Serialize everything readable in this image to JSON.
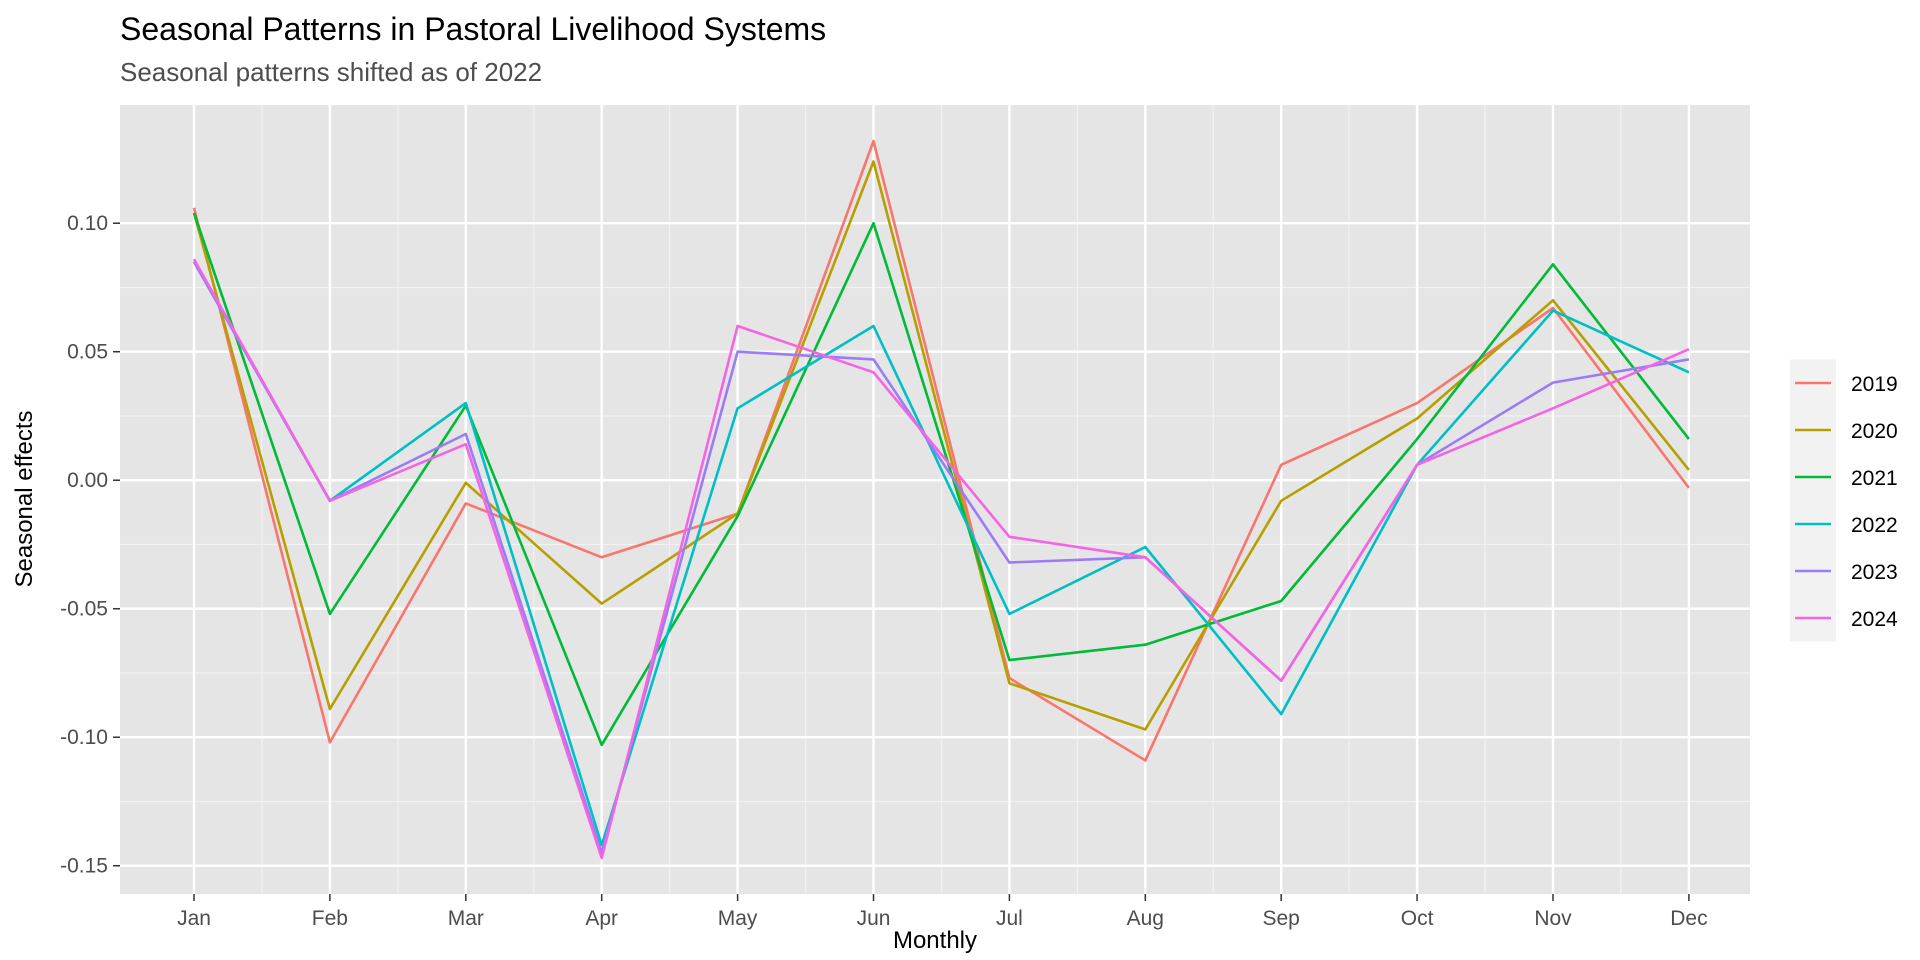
{
  "chart_data": {
    "type": "line",
    "title": "Seasonal Patterns in Pastoral Livelihood Systems",
    "subtitle": "Seasonal patterns shifted as of 2022",
    "xlabel": "Monthly",
    "ylabel": "Seasonal effects",
    "categories": [
      "Jan",
      "Feb",
      "Mar",
      "Apr",
      "May",
      "Jun",
      "Jul",
      "Aug",
      "Sep",
      "Oct",
      "Nov",
      "Dec"
    ],
    "ylim": [
      -0.161,
      0.146
    ],
    "yticks": [
      -0.15,
      -0.1,
      -0.05,
      0.0,
      0.05,
      0.1
    ],
    "ytick_labels": [
      "-0.15",
      "-0.10",
      "-0.05",
      "0.00",
      "0.05",
      "0.10"
    ],
    "grid": true,
    "legend_position": "right",
    "panel_background": "#e5e5e5",
    "series": [
      {
        "name": "2019",
        "color": "#f8766d",
        "values": [
          0.106,
          -0.102,
          -0.009,
          -0.03,
          -0.013,
          0.132,
          -0.077,
          -0.109,
          0.006,
          0.03,
          0.067,
          -0.003
        ]
      },
      {
        "name": "2020",
        "color": "#b79f00",
        "values": [
          0.104,
          -0.089,
          -0.001,
          -0.048,
          -0.013,
          0.124,
          -0.079,
          -0.097,
          -0.008,
          0.024,
          0.07,
          0.004
        ]
      },
      {
        "name": "2021",
        "color": "#00ba38",
        "values": [
          0.104,
          -0.052,
          0.029,
          -0.103,
          -0.014,
          0.1,
          -0.07,
          -0.064,
          -0.047,
          0.016,
          0.084,
          0.016
        ]
      },
      {
        "name": "2022",
        "color": "#00bfc4",
        "values": [
          0.085,
          -0.008,
          0.03,
          -0.142,
          0.028,
          0.06,
          -0.052,
          -0.026,
          -0.091,
          0.006,
          0.066,
          0.042
        ]
      },
      {
        "name": "2023",
        "color": "#9a7cf6",
        "values": [
          0.085,
          -0.008,
          0.018,
          -0.145,
          0.05,
          0.047,
          -0.032,
          -0.03,
          -0.078,
          0.006,
          0.038,
          0.047
        ]
      },
      {
        "name": "2024",
        "color": "#f564e3",
        "values": [
          0.086,
          -0.008,
          0.014,
          -0.147,
          0.06,
          0.042,
          -0.022,
          -0.03,
          -0.078,
          0.006,
          0.028,
          0.051
        ]
      }
    ]
  }
}
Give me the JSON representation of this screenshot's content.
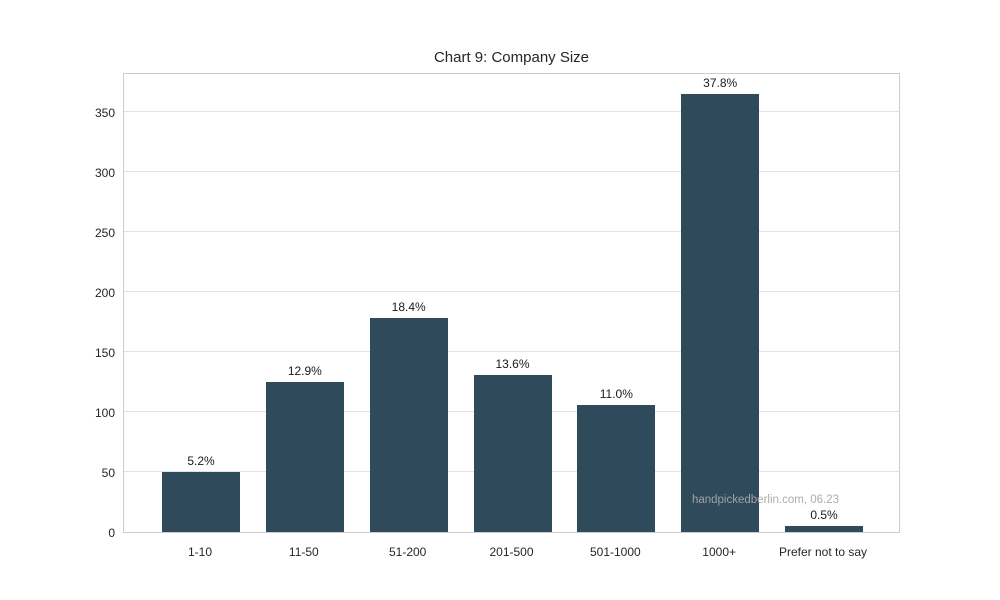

## EXERCISE DESCRIPTION
Tally up the lines holding the string "name" in this listing, and report the total alone.

## RIGHT ANSWER
6